**BRIEF**. Using the listing below, please gather every line containing the word "text".

***** DATA SECTION

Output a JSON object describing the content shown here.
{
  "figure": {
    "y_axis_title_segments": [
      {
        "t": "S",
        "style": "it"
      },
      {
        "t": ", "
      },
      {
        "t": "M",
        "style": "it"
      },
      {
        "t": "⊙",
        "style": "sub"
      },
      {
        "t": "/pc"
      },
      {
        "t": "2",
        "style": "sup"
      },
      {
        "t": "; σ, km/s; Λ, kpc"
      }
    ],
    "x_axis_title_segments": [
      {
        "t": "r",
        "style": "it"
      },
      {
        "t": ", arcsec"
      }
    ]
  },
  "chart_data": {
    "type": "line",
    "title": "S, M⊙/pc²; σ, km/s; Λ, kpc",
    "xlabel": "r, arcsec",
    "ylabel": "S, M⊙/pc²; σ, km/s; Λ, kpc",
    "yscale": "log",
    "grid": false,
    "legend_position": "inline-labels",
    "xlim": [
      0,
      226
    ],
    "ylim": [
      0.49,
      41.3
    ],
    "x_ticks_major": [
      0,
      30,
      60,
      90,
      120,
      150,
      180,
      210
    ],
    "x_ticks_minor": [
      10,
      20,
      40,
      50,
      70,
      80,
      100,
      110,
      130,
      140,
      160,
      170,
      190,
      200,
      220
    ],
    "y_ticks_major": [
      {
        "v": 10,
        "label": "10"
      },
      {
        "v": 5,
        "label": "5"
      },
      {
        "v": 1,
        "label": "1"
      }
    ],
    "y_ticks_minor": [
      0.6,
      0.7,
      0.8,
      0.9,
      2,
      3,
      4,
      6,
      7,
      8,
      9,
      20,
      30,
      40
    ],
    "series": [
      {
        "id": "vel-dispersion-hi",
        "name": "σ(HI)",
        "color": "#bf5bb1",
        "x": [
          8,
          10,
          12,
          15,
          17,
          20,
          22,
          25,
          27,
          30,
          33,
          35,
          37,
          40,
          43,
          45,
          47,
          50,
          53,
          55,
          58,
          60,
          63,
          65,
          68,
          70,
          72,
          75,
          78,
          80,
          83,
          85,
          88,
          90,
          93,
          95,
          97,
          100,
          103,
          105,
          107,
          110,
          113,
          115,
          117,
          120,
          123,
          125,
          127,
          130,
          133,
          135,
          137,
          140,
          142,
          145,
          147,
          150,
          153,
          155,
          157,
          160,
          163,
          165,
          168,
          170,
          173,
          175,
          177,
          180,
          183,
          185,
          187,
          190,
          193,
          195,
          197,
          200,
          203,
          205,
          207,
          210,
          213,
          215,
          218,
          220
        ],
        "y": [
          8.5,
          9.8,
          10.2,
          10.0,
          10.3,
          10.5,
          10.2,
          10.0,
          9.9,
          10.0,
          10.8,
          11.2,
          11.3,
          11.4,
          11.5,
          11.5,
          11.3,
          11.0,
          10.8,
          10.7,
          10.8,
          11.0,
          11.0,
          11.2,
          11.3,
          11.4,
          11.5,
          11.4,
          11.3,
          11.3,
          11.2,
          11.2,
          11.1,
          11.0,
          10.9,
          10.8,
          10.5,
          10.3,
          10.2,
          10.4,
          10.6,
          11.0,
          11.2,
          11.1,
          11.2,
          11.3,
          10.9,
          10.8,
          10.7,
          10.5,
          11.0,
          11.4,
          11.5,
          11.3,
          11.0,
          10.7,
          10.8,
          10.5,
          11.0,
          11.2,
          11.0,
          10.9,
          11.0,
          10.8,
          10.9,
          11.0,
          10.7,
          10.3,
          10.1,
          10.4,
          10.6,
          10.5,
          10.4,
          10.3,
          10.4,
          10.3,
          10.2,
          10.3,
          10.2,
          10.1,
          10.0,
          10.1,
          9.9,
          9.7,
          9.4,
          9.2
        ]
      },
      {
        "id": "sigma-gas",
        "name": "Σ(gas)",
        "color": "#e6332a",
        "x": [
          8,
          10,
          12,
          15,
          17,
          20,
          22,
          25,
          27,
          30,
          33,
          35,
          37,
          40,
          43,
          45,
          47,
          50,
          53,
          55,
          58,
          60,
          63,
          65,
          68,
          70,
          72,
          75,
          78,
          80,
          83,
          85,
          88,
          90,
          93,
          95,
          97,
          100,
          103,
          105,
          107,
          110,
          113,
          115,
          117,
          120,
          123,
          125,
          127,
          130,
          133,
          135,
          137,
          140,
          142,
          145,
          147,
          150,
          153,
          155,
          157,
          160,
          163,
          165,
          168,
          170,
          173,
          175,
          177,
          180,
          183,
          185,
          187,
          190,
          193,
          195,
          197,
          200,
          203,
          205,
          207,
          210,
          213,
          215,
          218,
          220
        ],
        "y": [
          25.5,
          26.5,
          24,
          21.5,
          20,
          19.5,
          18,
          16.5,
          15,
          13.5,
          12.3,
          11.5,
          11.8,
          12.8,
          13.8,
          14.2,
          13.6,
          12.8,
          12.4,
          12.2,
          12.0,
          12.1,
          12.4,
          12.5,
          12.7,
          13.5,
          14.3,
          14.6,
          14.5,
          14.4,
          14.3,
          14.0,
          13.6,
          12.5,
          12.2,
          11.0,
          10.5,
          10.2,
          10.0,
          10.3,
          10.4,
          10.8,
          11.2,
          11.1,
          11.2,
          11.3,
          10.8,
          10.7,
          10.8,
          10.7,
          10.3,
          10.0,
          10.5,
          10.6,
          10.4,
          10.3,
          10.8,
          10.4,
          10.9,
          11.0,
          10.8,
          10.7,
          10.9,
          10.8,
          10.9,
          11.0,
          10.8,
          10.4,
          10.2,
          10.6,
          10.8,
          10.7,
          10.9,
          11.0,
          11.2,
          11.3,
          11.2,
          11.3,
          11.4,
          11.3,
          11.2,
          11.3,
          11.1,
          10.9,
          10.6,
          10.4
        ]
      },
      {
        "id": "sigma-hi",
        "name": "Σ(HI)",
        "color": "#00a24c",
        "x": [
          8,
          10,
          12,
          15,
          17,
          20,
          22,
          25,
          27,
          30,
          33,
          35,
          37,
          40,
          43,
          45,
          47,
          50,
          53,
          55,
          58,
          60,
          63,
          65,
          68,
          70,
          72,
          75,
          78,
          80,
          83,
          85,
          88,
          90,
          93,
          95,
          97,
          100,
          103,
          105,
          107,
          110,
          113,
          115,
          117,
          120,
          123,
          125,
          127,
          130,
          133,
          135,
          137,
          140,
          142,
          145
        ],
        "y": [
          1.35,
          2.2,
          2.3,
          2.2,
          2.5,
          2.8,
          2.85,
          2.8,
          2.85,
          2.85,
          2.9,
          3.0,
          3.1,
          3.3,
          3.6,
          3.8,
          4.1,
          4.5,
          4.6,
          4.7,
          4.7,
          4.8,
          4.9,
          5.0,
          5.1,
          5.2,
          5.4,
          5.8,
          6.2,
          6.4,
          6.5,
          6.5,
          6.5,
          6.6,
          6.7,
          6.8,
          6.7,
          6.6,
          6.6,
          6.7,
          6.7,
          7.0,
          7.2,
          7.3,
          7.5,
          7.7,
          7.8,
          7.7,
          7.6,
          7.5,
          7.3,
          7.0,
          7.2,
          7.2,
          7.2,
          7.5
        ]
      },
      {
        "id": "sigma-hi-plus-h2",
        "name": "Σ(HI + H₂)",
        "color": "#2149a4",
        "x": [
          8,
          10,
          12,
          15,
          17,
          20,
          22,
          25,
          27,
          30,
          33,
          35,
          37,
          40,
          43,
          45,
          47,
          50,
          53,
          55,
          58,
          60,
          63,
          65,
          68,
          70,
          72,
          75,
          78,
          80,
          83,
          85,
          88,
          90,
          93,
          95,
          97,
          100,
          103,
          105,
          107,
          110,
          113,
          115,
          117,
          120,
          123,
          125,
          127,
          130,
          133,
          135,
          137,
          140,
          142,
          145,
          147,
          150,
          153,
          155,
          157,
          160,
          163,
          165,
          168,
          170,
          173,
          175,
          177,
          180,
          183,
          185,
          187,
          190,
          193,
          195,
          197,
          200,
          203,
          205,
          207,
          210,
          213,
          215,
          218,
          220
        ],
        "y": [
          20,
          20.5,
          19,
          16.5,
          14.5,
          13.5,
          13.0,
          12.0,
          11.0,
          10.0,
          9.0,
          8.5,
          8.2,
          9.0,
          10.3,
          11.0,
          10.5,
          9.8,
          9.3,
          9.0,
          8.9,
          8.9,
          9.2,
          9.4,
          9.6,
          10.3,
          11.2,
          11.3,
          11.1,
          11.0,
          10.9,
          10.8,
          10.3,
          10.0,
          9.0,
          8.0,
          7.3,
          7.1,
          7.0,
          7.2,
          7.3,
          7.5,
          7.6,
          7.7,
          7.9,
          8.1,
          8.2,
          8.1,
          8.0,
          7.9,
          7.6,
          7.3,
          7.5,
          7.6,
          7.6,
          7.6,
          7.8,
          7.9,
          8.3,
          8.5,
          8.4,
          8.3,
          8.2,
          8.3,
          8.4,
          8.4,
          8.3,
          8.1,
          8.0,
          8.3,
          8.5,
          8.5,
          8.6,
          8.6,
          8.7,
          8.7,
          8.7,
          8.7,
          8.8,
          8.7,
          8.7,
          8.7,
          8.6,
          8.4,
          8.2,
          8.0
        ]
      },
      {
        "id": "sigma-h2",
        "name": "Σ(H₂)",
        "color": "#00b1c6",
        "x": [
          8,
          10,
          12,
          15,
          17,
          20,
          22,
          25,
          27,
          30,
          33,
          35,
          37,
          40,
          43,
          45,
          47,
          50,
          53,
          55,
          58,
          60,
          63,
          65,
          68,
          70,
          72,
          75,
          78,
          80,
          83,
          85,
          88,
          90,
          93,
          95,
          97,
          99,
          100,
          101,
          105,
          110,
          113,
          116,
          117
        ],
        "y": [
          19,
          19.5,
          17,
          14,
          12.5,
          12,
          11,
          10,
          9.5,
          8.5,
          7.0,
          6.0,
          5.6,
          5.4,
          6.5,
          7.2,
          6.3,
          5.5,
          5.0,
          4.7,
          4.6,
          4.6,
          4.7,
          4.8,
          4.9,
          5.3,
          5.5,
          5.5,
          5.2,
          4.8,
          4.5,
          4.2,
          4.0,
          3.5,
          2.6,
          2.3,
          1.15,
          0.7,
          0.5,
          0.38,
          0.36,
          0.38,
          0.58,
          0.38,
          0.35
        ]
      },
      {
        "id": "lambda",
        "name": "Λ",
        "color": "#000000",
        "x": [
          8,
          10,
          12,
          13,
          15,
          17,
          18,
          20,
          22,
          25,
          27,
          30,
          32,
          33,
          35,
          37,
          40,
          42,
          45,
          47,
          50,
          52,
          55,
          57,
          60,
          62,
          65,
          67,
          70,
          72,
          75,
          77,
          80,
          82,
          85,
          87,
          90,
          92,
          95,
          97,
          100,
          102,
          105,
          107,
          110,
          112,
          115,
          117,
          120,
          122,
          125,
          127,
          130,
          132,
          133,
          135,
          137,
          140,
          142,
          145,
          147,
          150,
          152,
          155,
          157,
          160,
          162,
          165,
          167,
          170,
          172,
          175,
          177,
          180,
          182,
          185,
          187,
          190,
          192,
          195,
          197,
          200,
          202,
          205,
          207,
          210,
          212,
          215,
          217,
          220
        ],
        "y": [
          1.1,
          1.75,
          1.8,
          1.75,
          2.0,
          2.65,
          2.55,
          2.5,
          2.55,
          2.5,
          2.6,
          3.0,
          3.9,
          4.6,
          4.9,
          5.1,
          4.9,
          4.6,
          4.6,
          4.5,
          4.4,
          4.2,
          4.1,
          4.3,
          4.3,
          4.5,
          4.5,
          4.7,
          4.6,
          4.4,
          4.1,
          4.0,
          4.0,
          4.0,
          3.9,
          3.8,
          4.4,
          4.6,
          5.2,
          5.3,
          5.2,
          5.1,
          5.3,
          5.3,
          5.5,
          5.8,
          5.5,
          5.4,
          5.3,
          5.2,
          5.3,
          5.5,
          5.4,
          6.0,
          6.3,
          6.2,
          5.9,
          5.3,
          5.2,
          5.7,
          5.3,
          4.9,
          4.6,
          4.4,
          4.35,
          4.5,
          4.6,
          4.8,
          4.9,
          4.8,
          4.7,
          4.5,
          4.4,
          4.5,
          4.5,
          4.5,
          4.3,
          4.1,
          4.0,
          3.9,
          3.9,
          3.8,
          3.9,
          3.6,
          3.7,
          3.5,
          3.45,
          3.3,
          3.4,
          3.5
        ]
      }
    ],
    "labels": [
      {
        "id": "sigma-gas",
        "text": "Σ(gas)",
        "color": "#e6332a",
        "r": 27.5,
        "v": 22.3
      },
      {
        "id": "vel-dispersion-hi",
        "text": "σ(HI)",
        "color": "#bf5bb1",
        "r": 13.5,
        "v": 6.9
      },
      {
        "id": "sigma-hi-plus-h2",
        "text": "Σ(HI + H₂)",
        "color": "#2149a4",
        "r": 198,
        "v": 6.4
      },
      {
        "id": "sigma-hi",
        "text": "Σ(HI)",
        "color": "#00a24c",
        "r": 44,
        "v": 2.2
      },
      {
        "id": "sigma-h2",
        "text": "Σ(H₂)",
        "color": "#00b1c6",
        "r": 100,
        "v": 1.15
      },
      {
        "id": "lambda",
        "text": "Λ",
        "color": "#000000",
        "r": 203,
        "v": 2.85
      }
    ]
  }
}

**********

**COMPLETE OUTPUT**.
        "text": "Σ(gas)",
        "text": "σ(HI)",
        "text": "Σ(HI + H₂)",
        "text": "Σ(HI)",
        "text": "Σ(H₂)",
        "text": "Λ",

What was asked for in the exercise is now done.